▸ BRIEF
Write out the lines of every record as a numbered list, skipping blank lines and leaving out the pictures.

+++

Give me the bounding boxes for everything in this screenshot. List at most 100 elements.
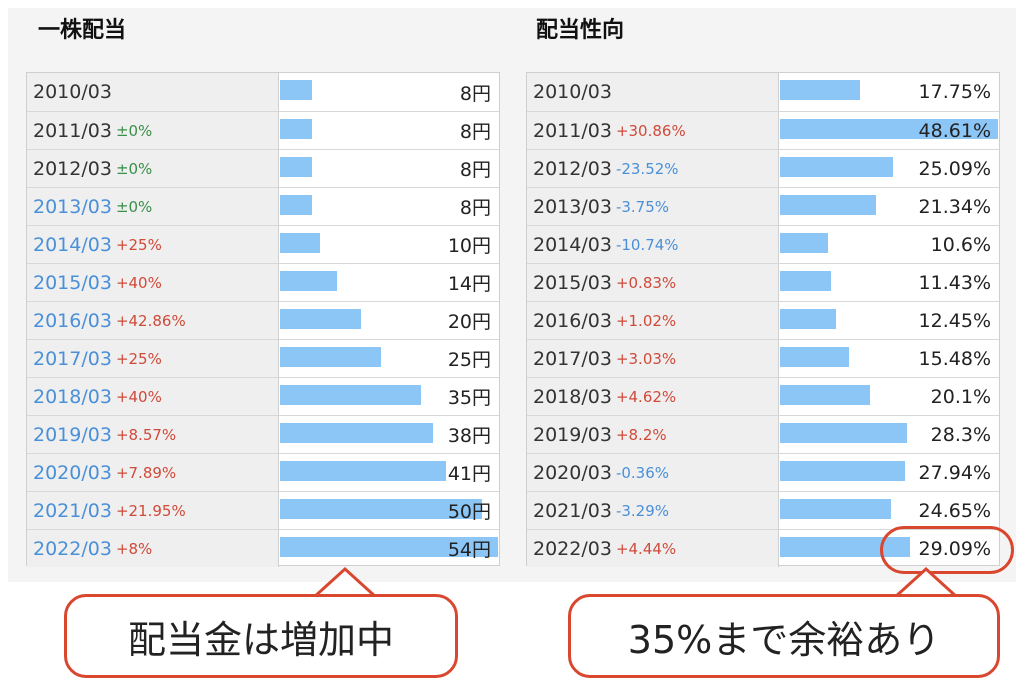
fiscal-year-label: 2011/03 — [33, 119, 112, 142]
value-label: 10円 — [447, 235, 491, 257]
bar-cell: 27.94% — [779, 454, 999, 491]
fiscal-year-cell: 2012/03 -23.52% — [527, 150, 779, 187]
table-row: 2015/03 +40% 14円 — [27, 263, 499, 301]
fiscal-year-cell: 2019/03 +8.2% — [527, 416, 779, 453]
value-label: 12.45% — [918, 309, 991, 332]
payout-headroom-callout: 35%まで余裕あり — [568, 594, 1000, 678]
table-row: 2012/03 -23.52% 25.09% — [527, 149, 999, 187]
fiscal-year-cell: 2021/03 -3.29% — [527, 492, 779, 529]
value-label: 14円 — [447, 273, 491, 295]
yoy-change-label: -10.74% — [615, 235, 679, 254]
table-row: 2013/03 ±0% 8円 — [27, 187, 499, 225]
fiscal-year-cell: 2010/03 — [27, 73, 279, 111]
fiscal-year-cell: 2010/03 — [527, 73, 779, 111]
fiscal-year-label[interactable]: 2020/03 — [33, 461, 112, 484]
value-label: 28.3% — [930, 423, 991, 446]
fiscal-year-label[interactable]: 2022/03 — [33, 537, 112, 560]
value-label: 8円 — [459, 197, 491, 219]
yoy-change-label: ±0% — [115, 121, 153, 140]
value-label: 35円 — [447, 387, 491, 409]
yoy-change-label: +8% — [115, 539, 153, 558]
yoy-change-label: +25% — [115, 349, 162, 368]
value-bar — [280, 347, 381, 367]
fiscal-year-cell: 2022/03 +4.44% — [527, 530, 779, 567]
fiscal-year-label: 2012/03 — [33, 157, 112, 180]
bar-cell: 38円 — [279, 416, 499, 453]
fiscal-year-label[interactable]: 2015/03 — [33, 271, 112, 294]
value-label: 27.94% — [918, 461, 991, 484]
fiscal-year-label: 2017/03 — [533, 347, 612, 370]
value-label: 8円 — [459, 121, 491, 143]
fiscal-year-label: 2012/03 — [533, 157, 612, 180]
fiscal-year-cell: 2011/03 +30.86% — [527, 112, 779, 149]
fiscal-year-label: 2013/03 — [533, 195, 612, 218]
fiscal-year-cell: 2018/03 +4.62% — [527, 378, 779, 415]
fiscal-year-label: 2016/03 — [533, 309, 612, 332]
fiscal-year-label[interactable]: 2019/03 — [33, 423, 112, 446]
value-bar — [780, 499, 891, 519]
dividend-per-share-table: 2010/03 8円 2011/03 ±0% 8円 2012/03 ±0% 8円 2013/03… — [26, 72, 500, 567]
fiscal-year-cell: 2011/03 ±0% — [27, 112, 279, 149]
value-bar — [780, 157, 893, 177]
value-bar — [780, 80, 860, 100]
bar-cell: 8円 — [279, 150, 499, 187]
latest-payout-highlight-ring — [880, 526, 1014, 574]
bar-cell: 8円 — [279, 73, 499, 111]
value-bar — [280, 461, 446, 481]
bar-cell: 24.65% — [779, 492, 999, 529]
bar-cell: 14円 — [279, 264, 499, 301]
bar-cell: 41円 — [279, 454, 499, 491]
table-row: 2014/03 -10.74% 10.6% — [527, 225, 999, 263]
fiscal-year-cell: 2016/03 +42.86% — [27, 302, 279, 339]
value-bar — [280, 309, 361, 329]
value-label: 17.75% — [918, 81, 991, 103]
value-label: 10.6% — [930, 233, 991, 256]
bar-cell: 20.1% — [779, 378, 999, 415]
fiscal-year-label: 2019/03 — [533, 423, 612, 446]
fiscal-year-label[interactable]: 2013/03 — [33, 195, 112, 218]
bar-cell: 50円 — [279, 492, 499, 529]
fiscal-year-label[interactable]: 2014/03 — [33, 233, 112, 256]
bar-cell: 25円 — [279, 340, 499, 377]
yoy-change-label: +30.86% — [615, 121, 686, 140]
table-row: 2019/03 +8.2% 28.3% — [527, 415, 999, 453]
fiscal-year-cell: 2018/03 +40% — [27, 378, 279, 415]
value-label: 8円 — [459, 82, 491, 105]
value-label: 15.48% — [918, 347, 991, 370]
yoy-change-label: +1.02% — [615, 311, 677, 330]
yoy-change-label: -23.52% — [615, 159, 679, 178]
yoy-change-label: +25% — [115, 235, 162, 254]
fiscal-year-cell: 2017/03 +25% — [27, 340, 279, 377]
table-row: 2011/03 ±0% 8円 — [27, 111, 499, 149]
value-label: 20円 — [447, 311, 491, 333]
yoy-change-label: ±0% — [115, 159, 153, 178]
fiscal-year-cell: 2015/03 +0.83% — [527, 264, 779, 301]
yoy-change-label: +42.86% — [115, 311, 186, 330]
fiscal-year-label[interactable]: 2018/03 — [33, 385, 112, 408]
value-bar — [780, 309, 836, 329]
value-label: 20.1% — [930, 385, 991, 408]
payout-headroom-callout-text: 35%まで余裕あり — [627, 617, 941, 662]
value-bar — [280, 195, 312, 215]
fiscal-year-label[interactable]: 2021/03 — [33, 499, 112, 522]
yoy-change-label: +40% — [115, 273, 162, 292]
bar-cell: 10円 — [279, 226, 499, 263]
table-row: 2010/03 17.75% — [527, 73, 999, 111]
table-row: 2012/03 ±0% 8円 — [27, 149, 499, 187]
fiscal-year-label: 2010/03 — [533, 81, 612, 103]
bar-cell: 54円 — [279, 530, 499, 567]
table-row: 2016/03 +42.86% 20円 — [27, 301, 499, 339]
value-bar — [780, 347, 849, 367]
fiscal-year-label: 2015/03 — [533, 271, 612, 294]
bar-cell: 10.6% — [779, 226, 999, 263]
fiscal-year-label: 2010/03 — [33, 81, 112, 103]
value-label: 48.61% — [918, 119, 991, 142]
fiscal-year-label[interactable]: 2016/03 — [33, 309, 112, 332]
payout-ratio-table: 2010/03 17.75% 2011/03 +30.86% 48.61% 2012/03… — [526, 72, 1000, 567]
fiscal-year-cell: 2015/03 +40% — [27, 264, 279, 301]
fiscal-year-label: 2021/03 — [533, 499, 612, 522]
fiscal-year-cell: 2014/03 -10.74% — [527, 226, 779, 263]
fiscal-year-label[interactable]: 2017/03 — [33, 347, 112, 370]
table-row: 2013/03 -3.75% 21.34% — [527, 187, 999, 225]
yoy-change-label: +7.89% — [115, 463, 177, 482]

+++

▸ REPLY
1. Give me the bounding boxes for everything in this screenshot. List at most 100 elements.
2. fiscal-year-label: 2011/03 — [33, 119, 112, 142]
3. value-label: 10円 — [447, 235, 491, 257]
4. bar-cell: 27.94% — [779, 454, 999, 491]
5. fiscal-year-cell: 2012/03 -23.52% — [527, 150, 779, 187]
6. table-row: 2015/03 +40% 14円 — [27, 263, 499, 301]
7. fiscal-year-cell: 2019/03 +8.2% — [527, 416, 779, 453]
8. value-label: 12.45% — [918, 309, 991, 332]
9. payout-headroom-callout: 35%まで余裕あり — [568, 594, 1000, 678]
10. table-row: 2012/03 -23.52% 25.09% — [527, 149, 999, 187]
11. fiscal-year-cell: 2021/03 -3.29% — [527, 492, 779, 529]
12. value-label: 14円 — [447, 273, 491, 295]
13. yoy-change-label: -10.74% — [615, 235, 679, 254]
14. table-row: 2013/03 ±0% 8円 — [27, 187, 499, 225]
15. fiscal-year-cell: 2010/03 — [27, 73, 279, 111]
16. fiscal-year-cell: 2010/03 — [527, 73, 779, 111]
17. fiscal-year-label[interactable]: 2020/03 — [33, 461, 112, 484]
18. value-label: 28.3% — [930, 423, 991, 446]
19. fiscal-year-label[interactable]: 2022/03 — [33, 537, 112, 560]
20. value-label: 8円 — [459, 197, 491, 219]
21. yoy-change-label: ±0% — [115, 121, 153, 140]
22. value-label: 35円 — [447, 387, 491, 409]
23. yoy-change-label: +8% — [115, 539, 153, 558]
24. yoy-change-label: +25% — [115, 349, 162, 368]
25. value-bar — [280, 347, 381, 367]
26. fiscal-year-cell: 2022/03 +4.44% — [527, 530, 779, 567]
27. fiscal-year-label: 2012/03 — [33, 157, 112, 180]
28. bar-cell: 38円 — [279, 416, 499, 453]
29. fiscal-year-label[interactable]: 2015/03 — [33, 271, 112, 294]
30. value-label: 27.94% — [918, 461, 991, 484]
31. fiscal-year-label: 2017/03 — [533, 347, 612, 370]
32. value-label: 8円 — [459, 121, 491, 143]
33. fiscal-year-label: 2012/03 — [533, 157, 612, 180]
34. fiscal-year-cell: 2011/03 +30.86% — [527, 112, 779, 149]
35. fiscal-year-label: 2013/03 — [533, 195, 612, 218]
36. fiscal-year-cell: 2018/03 +4.62% — [527, 378, 779, 415]
37. fiscal-year-label: 2016/03 — [533, 309, 612, 332]
38. fiscal-year-label[interactable]: 2019/03 — [33, 423, 112, 446]
39. value-bar — [780, 499, 891, 519]
40. dividend-per-share-table: 2010/03 8円 2011/03 ±0% 8円 2012/03 ±0% 8円 2013/03… — [26, 72, 500, 567]
41. fiscal-year-cell: 2011/03 ±0% — [27, 112, 279, 149]
42. value-bar — [780, 157, 893, 177]
43. value-bar — [780, 80, 860, 100]
44. bar-cell: 8円 — [279, 150, 499, 187]
45. latest-payout-highlight-ring — [880, 526, 1014, 574]
46. bar-cell: 8円 — [279, 73, 499, 111]
47. value-bar — [280, 461, 446, 481]
48. bar-cell: 24.65% — [779, 492, 999, 529]
49. bar-cell: 14円 — [279, 264, 499, 301]
50. bar-cell: 41円 — [279, 454, 499, 491]
51. table-row: 2014/03 -10.74% 10.6% — [527, 225, 999, 263]
52. fiscal-year-cell: 2016/03 +42.86% — [27, 302, 279, 339]
53. value-bar — [280, 309, 361, 329]
54. value-label: 17.75% — [918, 81, 991, 103]
55. value-label: 10.6% — [930, 233, 991, 256]
56. bar-cell: 20.1% — [779, 378, 999, 415]
57. fiscal-year-label: 2019/03 — [533, 423, 612, 446]
58. fiscal-year-label[interactable]: 2013/03 — [33, 195, 112, 218]
59. bar-cell: 50円 — [279, 492, 499, 529]
60. fiscal-year-label[interactable]: 2014/03 — [33, 233, 112, 256]
61. bar-cell: 25円 — [279, 340, 499, 377]
62. yoy-change-label: +30.86% — [615, 121, 686, 140]
63. table-row: 2019/03 +8.2% 28.3% — [527, 415, 999, 453]
64. fiscal-year-cell: 2018/03 +40% — [27, 378, 279, 415]
65. value-label: 8円 — [459, 82, 491, 105]
66. value-label: 15.48% — [918, 347, 991, 370]
67. yoy-change-label: +1.02% — [615, 311, 677, 330]
68. yoy-change-label: -23.52% — [615, 159, 679, 178]
69. yoy-change-label: +25% — [115, 235, 162, 254]
70. fiscal-year-cell: 2017/03 +25% — [27, 340, 279, 377]
71. table-row: 2011/03 ±0% 8円 — [27, 111, 499, 149]
72. value-label: 20円 — [447, 311, 491, 333]
73. yoy-change-label: ±0% — [115, 159, 153, 178]
74. fiscal-year-cell: 2015/03 +0.83% — [527, 264, 779, 301]
75. yoy-change-label: +42.86% — [115, 311, 186, 330]
76. fiscal-year-label[interactable]: 2018/03 — [33, 385, 112, 408]
77. value-bar — [780, 309, 836, 329]
78. value-label: 20.1% — [930, 385, 991, 408]
79. payout-headroom-callout-text: 35%まで余裕あり — [627, 617, 941, 662]
80. value-bar — [280, 195, 312, 215]
81. fiscal-year-label[interactable]: 2021/03 — [33, 499, 112, 522]
82. yoy-change-label: +40% — [115, 273, 162, 292]
83. bar-cell: 10円 — [279, 226, 499, 263]
84. table-row: 2010/03 17.75% — [527, 73, 999, 111]
85. table-row: 2012/03 ±0% 8円 — [27, 149, 499, 187]
86. fiscal-year-label: 2010/03 — [533, 81, 612, 103]
87. bar-cell: 54円 — [279, 530, 499, 567]
88. table-row: 2016/03 +42.86% 20円 — [27, 301, 499, 339]
89. value-bar — [780, 347, 849, 367]
90. fiscal-year-label: 2015/03 — [533, 271, 612, 294]
91. bar-cell: 10.6% — [779, 226, 999, 263]
92. fiscal-year-label: 2010/03 — [33, 81, 112, 103]
93. value-label: 48.61% — [918, 119, 991, 142]
94. fiscal-year-label[interactable]: 2016/03 — [33, 309, 112, 332]
95. payout-ratio-table: 2010/03 17.75% 2011/03 +30.86% 48.61% 2012/03… — [526, 72, 1000, 567]
96. fiscal-year-cell: 2015/03 +40% — [27, 264, 279, 301]
97. fiscal-year-label: 2021/03 — [533, 499, 612, 522]
98. fiscal-year-cell: 2014/03 -10.74% — [527, 226, 779, 263]
99. fiscal-year-label[interactable]: 2017/03 — [33, 347, 112, 370]
100. table-row: 2013/03 -3.75% 21.34% — [527, 187, 999, 225]
101. yoy-change-label: +7.89% — [115, 463, 177, 482]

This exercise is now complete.